**REQUIRED TASK**
Search the data below for the string "Staatsanwalt". Extract every line that contains it.

[Data entries]
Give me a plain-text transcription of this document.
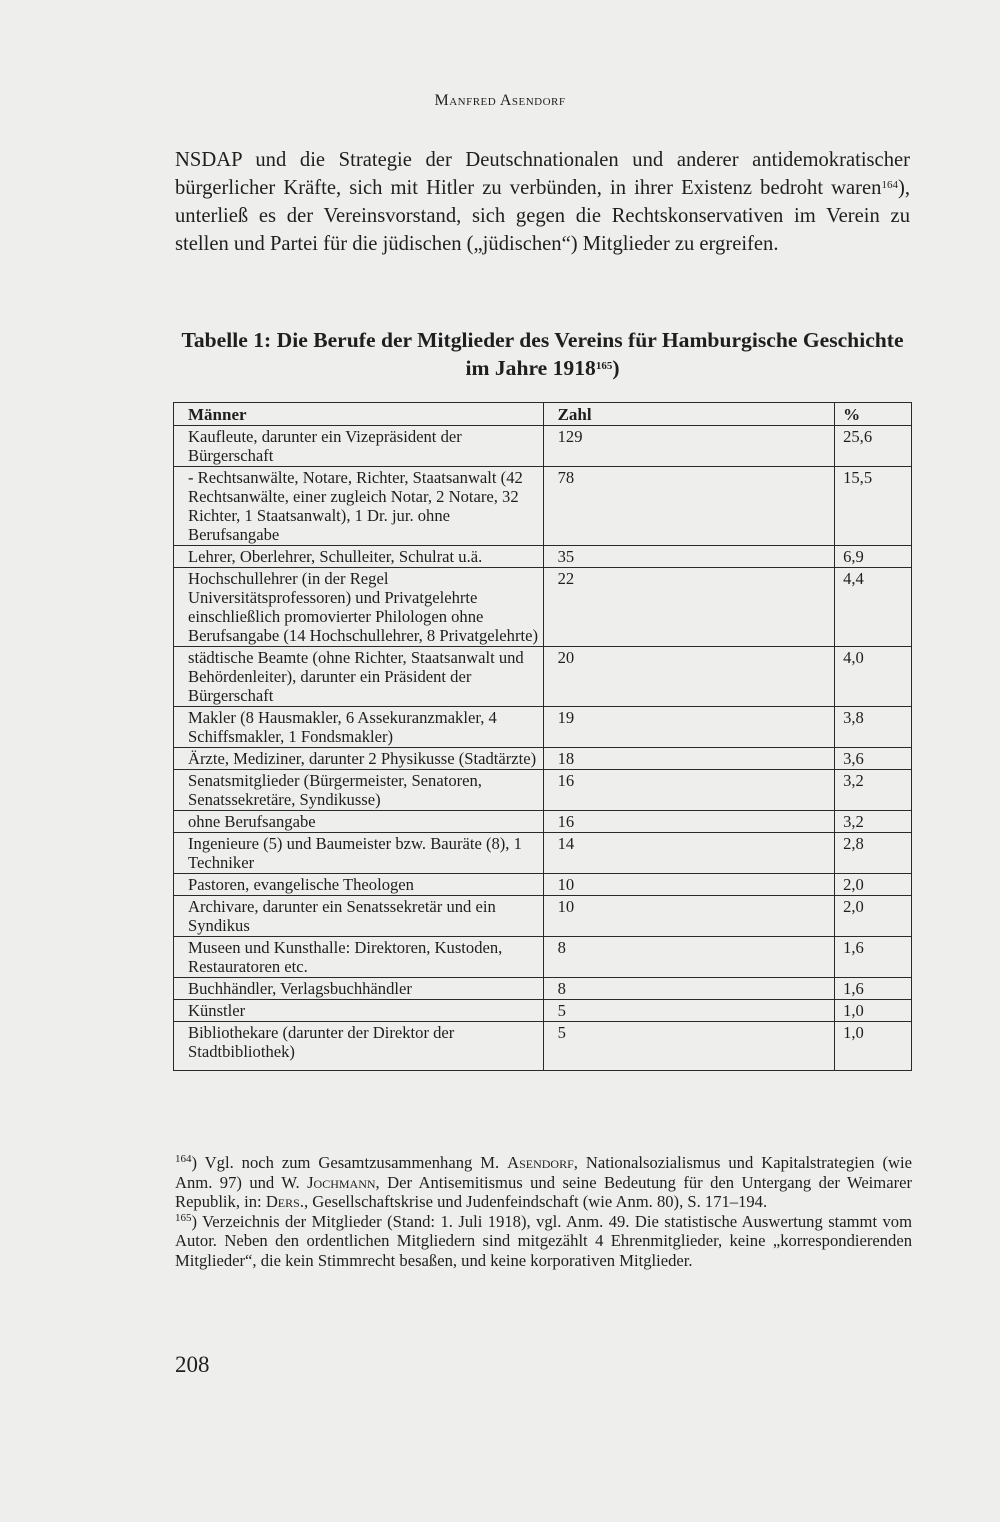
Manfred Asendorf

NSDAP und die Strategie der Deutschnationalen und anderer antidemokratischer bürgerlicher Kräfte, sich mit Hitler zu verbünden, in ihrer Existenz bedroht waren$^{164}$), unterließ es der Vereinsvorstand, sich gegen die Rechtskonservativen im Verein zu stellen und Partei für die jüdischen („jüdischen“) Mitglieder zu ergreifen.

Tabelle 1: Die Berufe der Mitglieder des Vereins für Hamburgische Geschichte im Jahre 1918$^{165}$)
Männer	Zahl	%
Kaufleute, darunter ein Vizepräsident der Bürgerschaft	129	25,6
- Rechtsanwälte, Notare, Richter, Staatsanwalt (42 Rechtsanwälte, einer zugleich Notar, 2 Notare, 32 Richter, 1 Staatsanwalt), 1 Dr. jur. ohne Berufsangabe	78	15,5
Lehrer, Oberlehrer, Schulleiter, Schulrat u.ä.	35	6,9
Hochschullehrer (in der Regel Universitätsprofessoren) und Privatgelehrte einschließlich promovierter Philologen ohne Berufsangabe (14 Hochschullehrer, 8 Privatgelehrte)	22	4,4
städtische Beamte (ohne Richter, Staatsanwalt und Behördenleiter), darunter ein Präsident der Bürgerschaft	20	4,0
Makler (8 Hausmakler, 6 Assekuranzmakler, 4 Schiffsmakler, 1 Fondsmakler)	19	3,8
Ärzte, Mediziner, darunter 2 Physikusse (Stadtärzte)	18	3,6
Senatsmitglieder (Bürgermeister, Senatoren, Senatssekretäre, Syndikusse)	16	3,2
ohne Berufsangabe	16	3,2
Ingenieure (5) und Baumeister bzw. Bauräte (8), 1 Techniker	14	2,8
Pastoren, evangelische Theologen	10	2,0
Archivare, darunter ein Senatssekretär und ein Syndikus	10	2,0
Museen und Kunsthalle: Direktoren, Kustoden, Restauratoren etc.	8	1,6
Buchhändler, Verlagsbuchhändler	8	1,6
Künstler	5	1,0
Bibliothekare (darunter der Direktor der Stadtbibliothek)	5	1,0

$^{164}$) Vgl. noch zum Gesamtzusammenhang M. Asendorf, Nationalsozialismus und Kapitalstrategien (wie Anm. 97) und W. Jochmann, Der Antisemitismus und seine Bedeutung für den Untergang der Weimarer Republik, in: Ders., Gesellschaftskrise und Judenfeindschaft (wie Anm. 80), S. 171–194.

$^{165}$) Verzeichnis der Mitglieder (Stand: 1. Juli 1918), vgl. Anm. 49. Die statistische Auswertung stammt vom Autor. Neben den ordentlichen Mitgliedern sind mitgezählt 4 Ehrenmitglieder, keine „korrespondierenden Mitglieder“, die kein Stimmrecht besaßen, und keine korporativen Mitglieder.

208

**REPLY**
- Rechtsanwälte, Notare, Richter, Staatsanwalt (42 Rechtsanwälte, einer zugleich Notar, 2 Notare, 32 Richter, 1 Staatsanwalt), 1 Dr. jur. ohne Berufsangabe	78	15,5
städtische Beamte (ohne Richter, Staatsanwalt und Behördenleiter), darunter ein Präsident der Bürgerschaft	20	4,0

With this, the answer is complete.